- _What you will do_
Carry on the speech below about the Golan occupation and the Haifa protest, starting right after its last sentence.

- _Extract to read_
********************

This article is based on a presentation given at the Jan. 21 International Assembly Against Imperialism in Solidarity with Palestine, held on the 100th anniversary of the death of Vladimir Lenin. Michael Kramer is a former member of the Israeli Occupation Forces who participated in the 1973 Arab-Israeli War and who became a supporter of Palestinian resistance. He’s now president of Veterans for Peace, New Jersey chapter 021.

Michael Kramer at Lenin Centennial, Jan. 21, 2024, New York City. (Credit: Joe Piette)

As an Israeli soldier, I took part in the occupation, not only of Palestine but of Syria and Egypt. I want to expand a bit today on our solidarity with the people of Syria, who continue to live — more than 60 years, since 1967 — in the Golan under a brutal occupation, which in many ways mirrors the occupation of Palestinian land, with expropriation, administrative detentions and unending imprisonment for decades.

So why don’t we give a round of applause to a people who, like the Palestinian people, are the definition of steadfastness, who refuse to give up their land in the Golan. 

The last few days, if you follow the news from Palestine and Israel, you’ll see there have been quite a few demonstrations called by Israelis. They’re called by different organizations, and they have different agendas. Some are for the release of civilian detainees. Others are for having elections and getting rid of Netanyahu’s government and bringing in a new government. 

Yesterday there was an interesting protest and this took place in Haifa. The maximum allowed by police was 700 people. I don’t know how many more would have gone, but it was very different from the others. We saw placards raised saying “Stop the genocide!.” 

The protest was a joint demonstration of Israelis and Palestinians under extremely difficult circumstances. They faced literally a police state with armed people all around them, both civilians and police. So we salute them, and we hope that is the beginning of a movement in Israel of uniting with Palestinian people.

********************

- _Data provided_
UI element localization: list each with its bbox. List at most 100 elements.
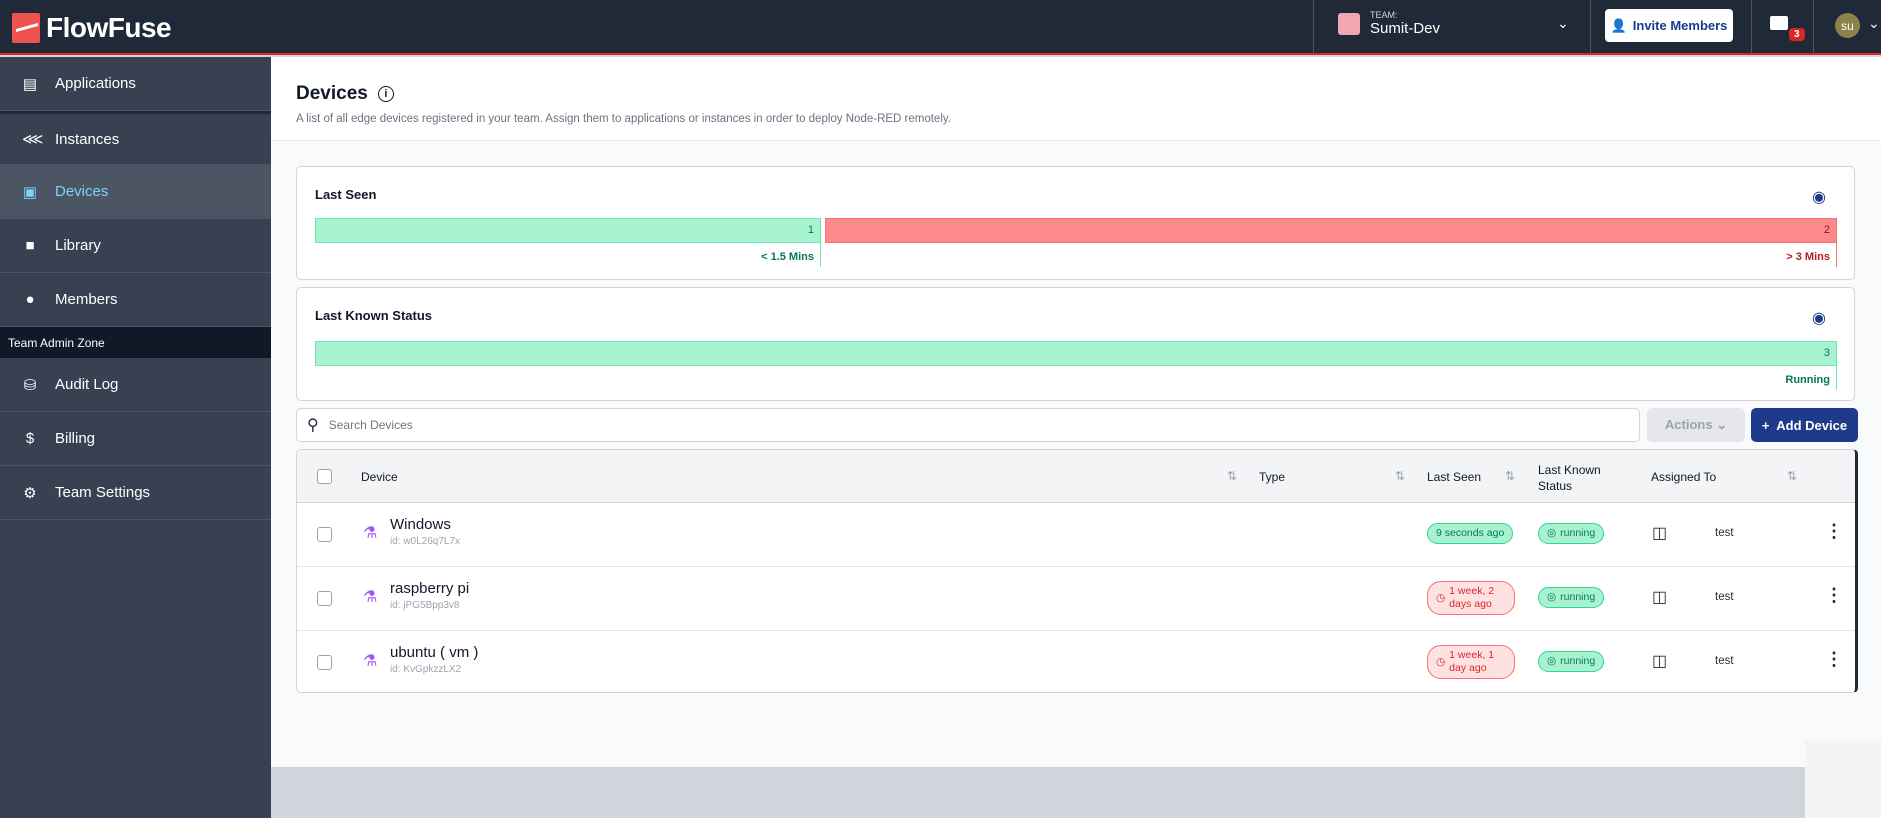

********************

- _Response to this exercise_
Growing instability inside Zionist state

This is in a context now of growing instability. Things looked stable among Israelis right after October 7 — there was unity — but we see right now there are fights even within the Israeli cabinet. Ministers walked out yelling at each other. Recently the leadership of the Israeli military came out with a statement indicating that there is no victory over Hamas. 

This is not really a battle against Hamas, because Hamas is just one organization. It’s also a battle against the Popular Front for the Liberation of Palestine, the Democratic Front for the Liberation of Palestine and the whole Palestinian people. 

The Zionist narrative tries to present the fighting as a war against Hamas. But it’s not. It’s a war against the Palestinian people, and it’s a war and an occupation that have been unending since the beginning of the 20th century.

Zionism — and I can speak from experience, particularly for young people — is like a cult. It’s very hard to break out of a cult, and some people never break out of a cult. But particularly for Israeli youth and youth here in the U.S., particularly Jewish youth in the U.S., it is a cult, and it has deep roots in the populations.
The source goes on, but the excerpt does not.